==== Entries shown

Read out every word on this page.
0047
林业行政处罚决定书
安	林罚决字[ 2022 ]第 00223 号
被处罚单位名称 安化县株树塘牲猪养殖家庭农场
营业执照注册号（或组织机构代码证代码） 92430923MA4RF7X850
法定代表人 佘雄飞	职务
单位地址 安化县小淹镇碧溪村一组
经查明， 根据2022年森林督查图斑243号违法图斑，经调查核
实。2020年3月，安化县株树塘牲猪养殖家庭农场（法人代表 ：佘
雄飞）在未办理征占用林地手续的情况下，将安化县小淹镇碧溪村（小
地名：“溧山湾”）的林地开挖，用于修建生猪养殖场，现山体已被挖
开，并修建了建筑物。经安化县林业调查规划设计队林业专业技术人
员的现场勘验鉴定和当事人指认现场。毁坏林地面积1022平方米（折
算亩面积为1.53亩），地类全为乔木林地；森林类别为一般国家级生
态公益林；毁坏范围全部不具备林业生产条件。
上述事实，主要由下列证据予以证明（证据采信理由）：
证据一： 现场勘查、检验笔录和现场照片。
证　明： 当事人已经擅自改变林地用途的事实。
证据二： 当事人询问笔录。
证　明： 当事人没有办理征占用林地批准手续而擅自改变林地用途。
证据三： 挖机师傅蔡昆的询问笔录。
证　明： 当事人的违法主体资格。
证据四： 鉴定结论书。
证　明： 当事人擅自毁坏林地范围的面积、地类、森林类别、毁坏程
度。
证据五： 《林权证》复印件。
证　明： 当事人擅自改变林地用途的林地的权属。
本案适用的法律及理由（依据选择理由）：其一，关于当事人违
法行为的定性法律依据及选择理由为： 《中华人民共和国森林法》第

========

▶ [Goal of the exercise]:
Quote every record above exactly.

▶ [Reply to the task]:
Read out every word on this page.
0047
林业行政处罚决定书
安	林罚决字[ 2022 ]第 00223 号
被处罚单位名称 安化县株树塘牲猪养殖家庭农场
营业执照注册号（或组织机构代码证代码） 92430923MA4RF7X850
法定代表人 佘雄飞	职务
单位地址 安化县小淹镇碧溪村一组
经查明， 根据2022年森林督查图斑243号违法图斑，经调查核
实。2020年3月，安化县株树塘牲猪养殖家庭农场（法人代表 ：佘
雄飞）在未办理征占用林地手续的情况下，将安化县小淹镇碧溪村（小
地名：“溧山湾”）的林地开挖，用于修建生猪养殖场，现山体已被挖
开，并修建了建筑物。经安化县林业调查规划设计队林业专业技术人
员的现场勘验鉴定和当事人指认现场。毁坏林地面积1022平方米（折
算亩面积为1.53亩），地类全为乔木林地；森林类别为一般国家级生
态公益林；毁坏范围全部不具备林业生产条件。
上述事实，主要由下列证据予以证明（证据采信理由）：
证据一： 现场勘查、检验笔录和现场照片。
证　明： 当事人已经擅自改变林地用途的事实。
证据二： 当事人询问笔录。
证　明： 当事人没有办理征占用林地批准手续而擅自改变林地用途。
证据三： 挖机师傅蔡昆的询问笔录。
证　明： 当事人的违法主体资格。
证据四： 鉴定结论书。
证　明： 当事人擅自毁坏林地范围的面积、地类、森林类别、毁坏程
度。
证据五： 《林权证》复印件。
证　明： 当事人擅自改变林地用途的林地的权属。
本案适用的法律及理由（依据选择理由）：其一，关于当事人违
法行为的定性法律依据及选择理由为： 《中华人民共和国森林法》第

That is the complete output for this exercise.